Start Material for this task
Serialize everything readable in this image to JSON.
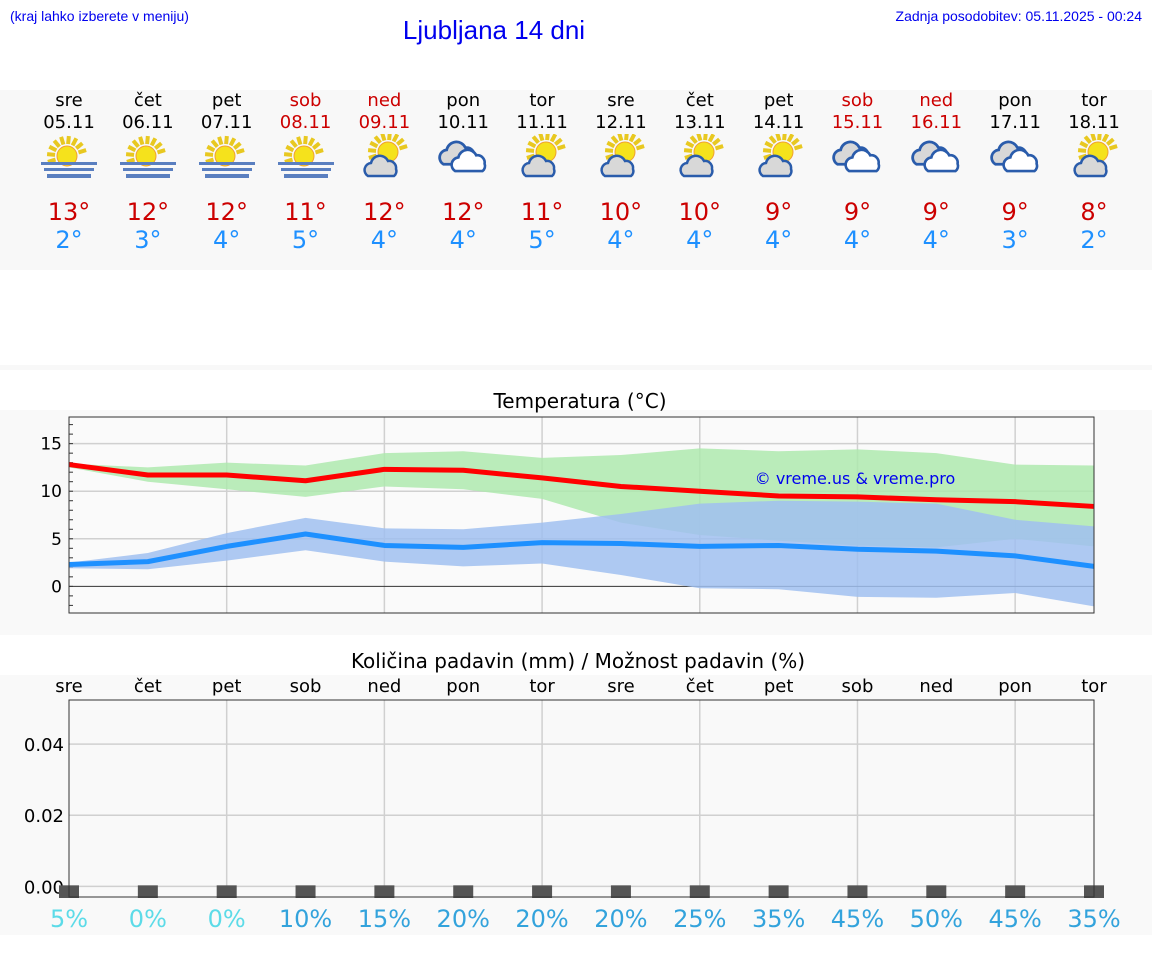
{
  "header": {
    "hint": "(kraj lahko izberete v meniju)",
    "title": "Ljubljana 14 dni",
    "updated": "Zadnja posodobitev: 05.11.2025 - 00:24"
  },
  "days": [
    {
      "name": "sre",
      "date": "05.11",
      "weekend": false,
      "icon": "fog-sun-icon",
      "max": "13°",
      "min": "2°"
    },
    {
      "name": "čet",
      "date": "06.11",
      "weekend": false,
      "icon": "fog-sun-icon",
      "max": "12°",
      "min": "3°"
    },
    {
      "name": "pet",
      "date": "07.11",
      "weekend": false,
      "icon": "fog-sun-icon",
      "max": "12°",
      "min": "4°"
    },
    {
      "name": "sob",
      "date": "08.11",
      "weekend": true,
      "icon": "fog-sun-icon",
      "max": "11°",
      "min": "5°"
    },
    {
      "name": "ned",
      "date": "09.11",
      "weekend": true,
      "icon": "partly-cloudy-icon",
      "max": "12°",
      "min": "4°"
    },
    {
      "name": "pon",
      "date": "10.11",
      "weekend": false,
      "icon": "cloudy-icon",
      "max": "12°",
      "min": "4°"
    },
    {
      "name": "tor",
      "date": "11.11",
      "weekend": false,
      "icon": "partly-cloudy-icon",
      "max": "11°",
      "min": "5°"
    },
    {
      "name": "sre",
      "date": "12.11",
      "weekend": false,
      "icon": "partly-cloudy-icon",
      "max": "10°",
      "min": "4°"
    },
    {
      "name": "čet",
      "date": "13.11",
      "weekend": false,
      "icon": "partly-cloudy-icon",
      "max": "10°",
      "min": "4°"
    },
    {
      "name": "pet",
      "date": "14.11",
      "weekend": false,
      "icon": "partly-cloudy-icon",
      "max": "9°",
      "min": "4°"
    },
    {
      "name": "sob",
      "date": "15.11",
      "weekend": true,
      "icon": "cloudy-icon",
      "max": "9°",
      "min": "4°"
    },
    {
      "name": "ned",
      "date": "16.11",
      "weekend": true,
      "icon": "cloudy-icon",
      "max": "9°",
      "min": "4°"
    },
    {
      "name": "pon",
      "date": "17.11",
      "weekend": false,
      "icon": "cloudy-icon",
      "max": "9°",
      "min": "3°"
    },
    {
      "name": "tor",
      "date": "18.11",
      "weekend": false,
      "icon": "partly-cloudy-icon",
      "max": "8°",
      "min": "2°"
    }
  ],
  "chart_data": [
    {
      "type": "line",
      "title": "Temperatura (°C)",
      "watermark": "© vreme.us & vreme.pro",
      "x": [
        "05.11",
        "06.11",
        "07.11",
        "08.11",
        "09.11",
        "10.11",
        "11.11",
        "12.11",
        "13.11",
        "14.11",
        "15.11",
        "16.11",
        "17.11",
        "18.11"
      ],
      "ylim": [
        -2.8,
        17.8
      ],
      "yticks": [
        0,
        5,
        10,
        15
      ],
      "grid": true,
      "series": [
        {
          "kind": "max",
          "color": "#ff0000",
          "values": [
            12.8,
            11.7,
            11.7,
            11.1,
            12.3,
            12.2,
            11.4,
            10.5,
            10.0,
            9.5,
            9.4,
            9.1,
            8.9,
            8.4
          ],
          "band_color": "#aee9ae",
          "band_upper": [
            12.9,
            12.5,
            13.0,
            12.7,
            14.0,
            14.2,
            13.5,
            13.8,
            14.5,
            14.2,
            14.4,
            14.0,
            12.8,
            12.7
          ],
          "band_lower": [
            12.5,
            11.0,
            10.2,
            9.4,
            10.5,
            10.2,
            9.2,
            6.7,
            5.4,
            4.8,
            4.3,
            4.1,
            5.0,
            4.2
          ]
        },
        {
          "kind": "min",
          "color": "#1e90ff",
          "values": [
            2.3,
            2.6,
            4.2,
            5.5,
            4.3,
            4.1,
            4.6,
            4.5,
            4.2,
            4.3,
            3.9,
            3.7,
            3.2,
            2.1
          ],
          "band_color": "#a0bff0",
          "band_upper": [
            2.5,
            3.5,
            5.6,
            7.2,
            6.1,
            6.0,
            6.7,
            7.6,
            8.7,
            9.0,
            8.9,
            8.7,
            7.0,
            6.3
          ],
          "band_lower": [
            1.9,
            1.8,
            2.7,
            3.8,
            2.6,
            2.1,
            2.4,
            1.2,
            -0.2,
            -0.3,
            -1.1,
            -1.2,
            -0.7,
            -2.1
          ]
        }
      ]
    },
    {
      "type": "bar",
      "title": "Količina padavin (mm) / Možnost padavin (%)",
      "categories": [
        "sre",
        "čet",
        "pet",
        "sob",
        "ned",
        "pon",
        "tor",
        "sre",
        "čet",
        "pet",
        "sob",
        "ned",
        "pon",
        "tor"
      ],
      "values": [
        0,
        0,
        0,
        0,
        0,
        0,
        0,
        0,
        0,
        0,
        0,
        0,
        0,
        0
      ],
      "ylim": [
        -0.003,
        0.0524
      ],
      "yticks": [
        "0.00",
        "0.02",
        "0.04"
      ],
      "ytick_values": [
        0,
        0.02,
        0.04
      ],
      "grid": true,
      "probability": [
        "5%",
        "0%",
        "0%",
        "10%",
        "15%",
        "20%",
        "20%",
        "20%",
        "25%",
        "35%",
        "45%",
        "50%",
        "45%",
        "35%"
      ],
      "probability_low_color": "#5cdbe8",
      "probability_high_color": "#33a3dc"
    }
  ]
}
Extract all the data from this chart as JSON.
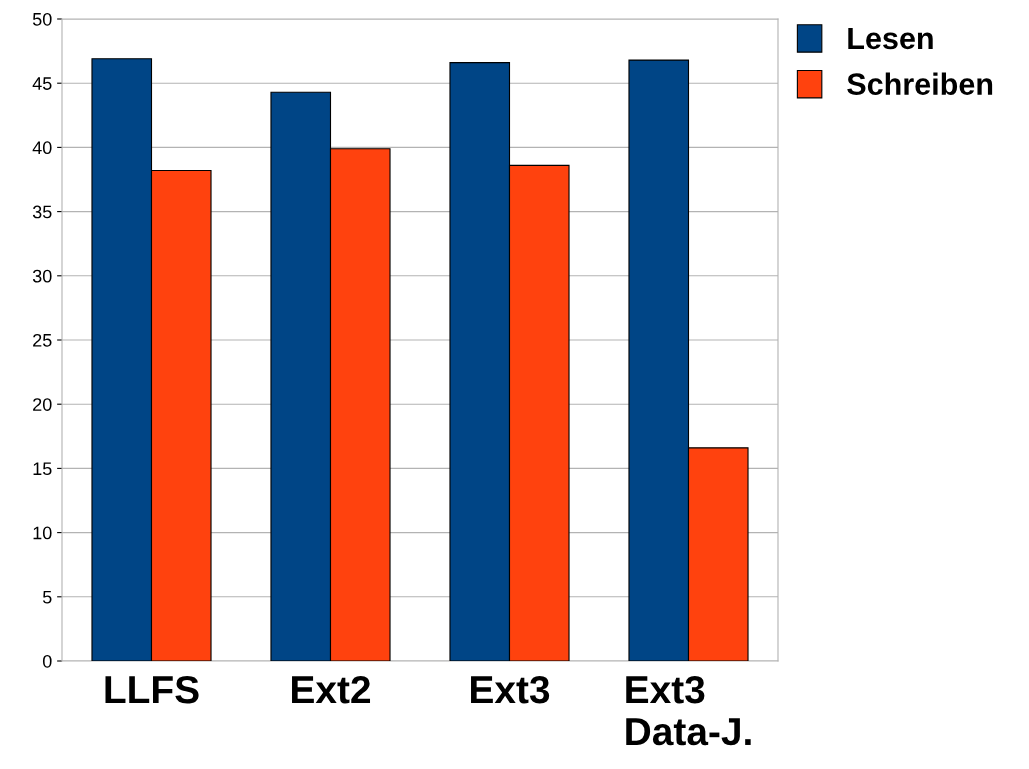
{
  "chart_data": {
    "type": "bar",
    "categories": [
      "LLFS",
      "Ext2",
      "Ext3",
      "Ext3\nData-J."
    ],
    "series": [
      {
        "name": "Lesen",
        "color": "#004586",
        "values": [
          46.9,
          44.3,
          46.6,
          46.8
        ]
      },
      {
        "name": "Schreiben",
        "color": "#ff420e",
        "values": [
          38.2,
          39.9,
          38.6,
          16.6
        ]
      }
    ],
    "ylim": [
      0,
      50
    ],
    "yticks": [
      0,
      5,
      10,
      15,
      20,
      25,
      30,
      35,
      40,
      45,
      50
    ],
    "grid": "y",
    "legend": "top right"
  }
}
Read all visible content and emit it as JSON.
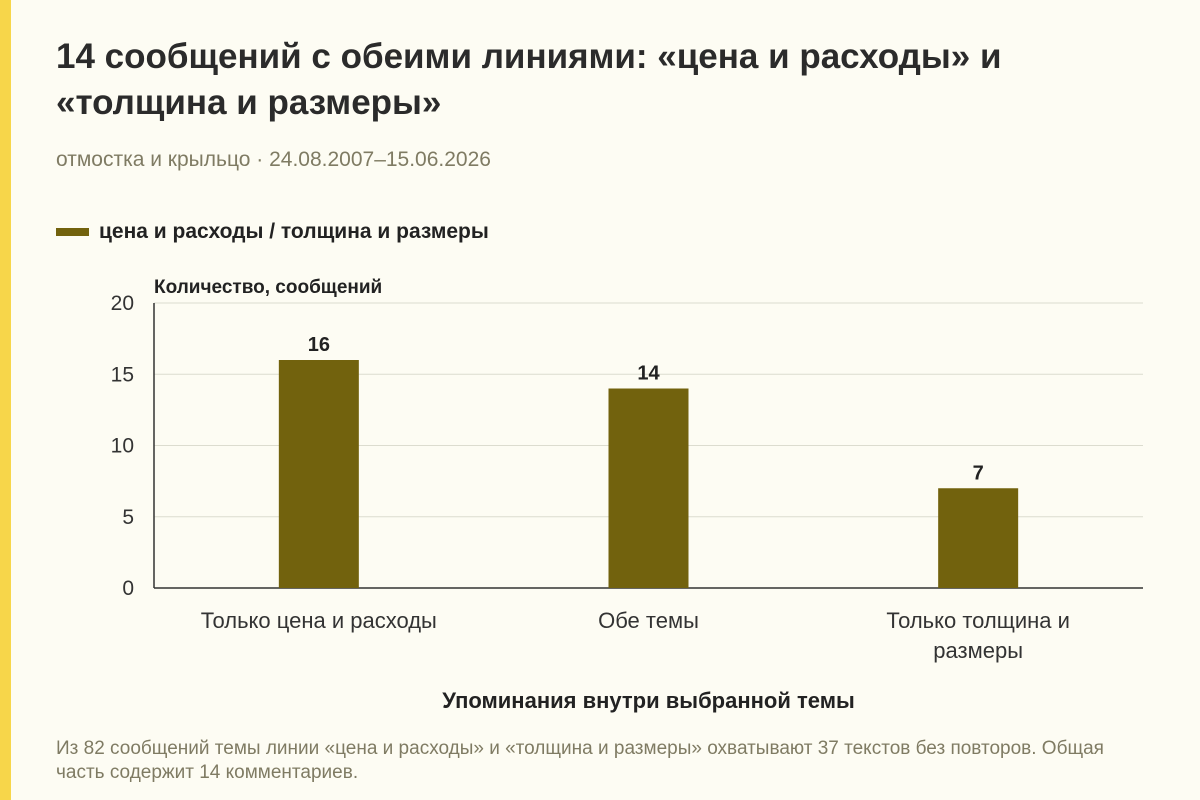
{
  "title": "14 сообщений с обеими линиями: «цена и расходы» и «толщина и размеры»",
  "subtitle": "отмостка и крыльцо · 24.08.2007–15.06.2026",
  "footnote": "Из 82 сообщений темы линии «цена и расходы» и «толщина и размеры» охватывают 37 текстов без повторов. Общая часть содержит 14 комментариев.",
  "colors": {
    "bar": "#72620d",
    "accent": "#f7d64a",
    "grid": "#dcdccf",
    "axis": "#333333",
    "muted_text": "#7f7b63"
  },
  "chart_data": {
    "type": "bar",
    "categories": [
      "Только цена и расходы",
      "Обе темы",
      "Только толщина и размеры"
    ],
    "series": [
      {
        "name": "цена и расходы / толщина и размеры",
        "values": [
          16,
          14,
          7
        ]
      }
    ],
    "xlabel": "Упоминания внутри выбранной темы",
    "ylabel": "Количество, сообщений",
    "ylim": [
      0,
      20
    ],
    "yticks": [
      0,
      5,
      10,
      15,
      20
    ],
    "grid": true,
    "legend": "top-left",
    "data_labels": true
  }
}
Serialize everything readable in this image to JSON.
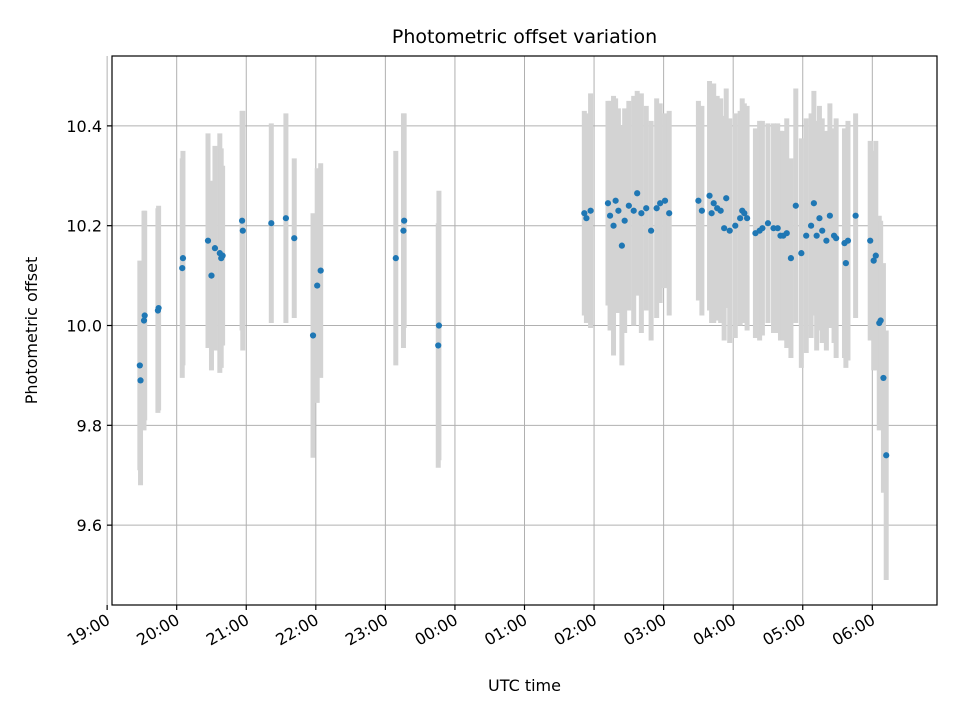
{
  "chart_data": {
    "type": "scatter",
    "title": "Photometric offset variation",
    "xlabel": "UTC time",
    "ylabel": "Photometric offset",
    "x_unit": "hours relative to 00:00 UTC",
    "xlim": [
      -4.93,
      6.93
    ],
    "ylim": [
      9.44,
      10.54
    ],
    "yticks": [
      9.6,
      9.8,
      10.0,
      10.2,
      10.4
    ],
    "ytick_labels": [
      "9.6",
      "9.8",
      "10.0",
      "10.2",
      "10.4"
    ],
    "xticks": [
      -5,
      -4,
      -3,
      -2,
      -1,
      0,
      1,
      2,
      3,
      4,
      5,
      6
    ],
    "xtick_labels": [
      "19:00",
      "20:00",
      "21:00",
      "22:00",
      "23:00",
      "00:00",
      "01:00",
      "02:00",
      "03:00",
      "04:00",
      "05:00",
      "06:00"
    ],
    "grid": true,
    "colors": {
      "point": "#1f77b4",
      "errorbar": "#d3d3d3",
      "grid": "#b0b0b0"
    },
    "series": [
      {
        "x": [
          -4.53,
          -4.52,
          -4.47,
          -4.46,
          -4.27,
          -4.26,
          -3.92,
          -3.91,
          -3.55,
          -3.5,
          -3.45,
          -3.38,
          -3.36,
          -3.34,
          -3.06,
          -3.05,
          -2.64,
          -2.43,
          -2.31,
          -2.04,
          -1.98,
          -1.93,
          -0.85,
          -0.74,
          -0.73,
          -0.24,
          -0.23,
          1.86,
          1.89,
          1.95,
          2.2,
          2.23,
          2.28,
          2.31,
          2.35,
          2.4,
          2.44,
          2.5,
          2.57,
          2.62,
          2.68,
          2.75,
          2.82,
          2.9,
          2.95,
          3.02,
          3.08,
          3.5,
          3.55,
          3.66,
          3.69,
          3.72,
          3.77,
          3.82,
          3.87,
          3.9,
          3.95,
          4.03,
          4.1,
          4.13,
          4.16,
          4.2,
          4.32,
          4.38,
          4.42,
          4.5,
          4.58,
          4.64,
          4.68,
          4.72,
          4.77,
          4.83,
          4.9,
          4.98,
          5.05,
          5.12,
          5.16,
          5.2,
          5.24,
          5.28,
          5.34,
          5.39,
          5.45,
          5.48,
          5.6,
          5.62,
          5.65,
          5.76,
          5.97,
          6.02,
          6.05,
          6.1,
          6.12,
          6.16,
          6.2
        ],
        "y": [
          9.92,
          9.89,
          10.01,
          10.02,
          10.03,
          10.035,
          10.115,
          10.135,
          10.17,
          10.1,
          10.155,
          10.145,
          10.135,
          10.14,
          10.21,
          10.19,
          10.205,
          10.215,
          10.175,
          9.98,
          10.08,
          10.11,
          10.135,
          10.19,
          10.21,
          9.96,
          10.0,
          10.225,
          10.215,
          10.23,
          10.245,
          10.22,
          10.2,
          10.25,
          10.23,
          10.16,
          10.21,
          10.24,
          10.23,
          10.265,
          10.225,
          10.235,
          10.19,
          10.235,
          10.245,
          10.25,
          10.225,
          10.25,
          10.23,
          10.26,
          10.225,
          10.245,
          10.235,
          10.23,
          10.195,
          10.255,
          10.19,
          10.2,
          10.215,
          10.23,
          10.225,
          10.215,
          10.185,
          10.19,
          10.195,
          10.205,
          10.195,
          10.195,
          10.18,
          10.18,
          10.185,
          10.135,
          10.24,
          10.145,
          10.18,
          10.2,
          10.245,
          10.18,
          10.215,
          10.19,
          10.17,
          10.22,
          10.18,
          10.175,
          10.165,
          10.125,
          10.17,
          10.22,
          10.17,
          10.13,
          10.14,
          10.005,
          10.01,
          9.895,
          9.74
        ],
        "err": [
          0.21,
          0.21,
          0.22,
          0.21,
          0.205,
          0.205,
          0.22,
          0.215,
          0.215,
          0.19,
          0.205,
          0.24,
          0.22,
          0.18,
          0.22,
          0.24,
          0.2,
          0.21,
          0.16,
          0.245,
          0.235,
          0.215,
          0.215,
          0.235,
          0.215,
          0.245,
          0.27,
          0.205,
          0.21,
          0.235,
          0.205,
          0.23,
          0.26,
          0.205,
          0.205,
          0.24,
          0.225,
          0.21,
          0.23,
          0.205,
          0.24,
          0.205,
          0.22,
          0.22,
          0.2,
          0.175,
          0.205,
          0.2,
          0.21,
          0.23,
          0.22,
          0.24,
          0.225,
          0.225,
          0.225,
          0.22,
          0.225,
          0.225,
          0.215,
          0.225,
          0.22,
          0.225,
          0.21,
          0.22,
          0.215,
          0.2,
          0.21,
          0.21,
          0.21,
          0.21,
          0.23,
          0.2,
          0.235,
          0.23,
          0.235,
          0.225,
          0.225,
          0.23,
          0.225,
          0.225,
          0.22,
          0.225,
          0.215,
          0.24,
          0.23,
          0.21,
          0.24,
          0.205,
          0.2,
          0.22,
          0.23,
          0.215,
          0.2,
          0.23,
          0.25
        ]
      }
    ]
  }
}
End Material for this task
▶ _What the exercise asks_
Which lines include "цена"? Copy each of them out.

▶ _Correct response_
  "title": "14 сообщений с обеими линиями: «цена и расходы» и «толщина и размеры»",
  "footnote": "Из 82 сообщений темы линии «цена и расходы» и «толщина и размеры» охватывают 37 текстов без повторов. Общая часть содержит 14 комментариев.",
      "Только цена и расходы",
        "name": "цена и расходы / толщина и размеры",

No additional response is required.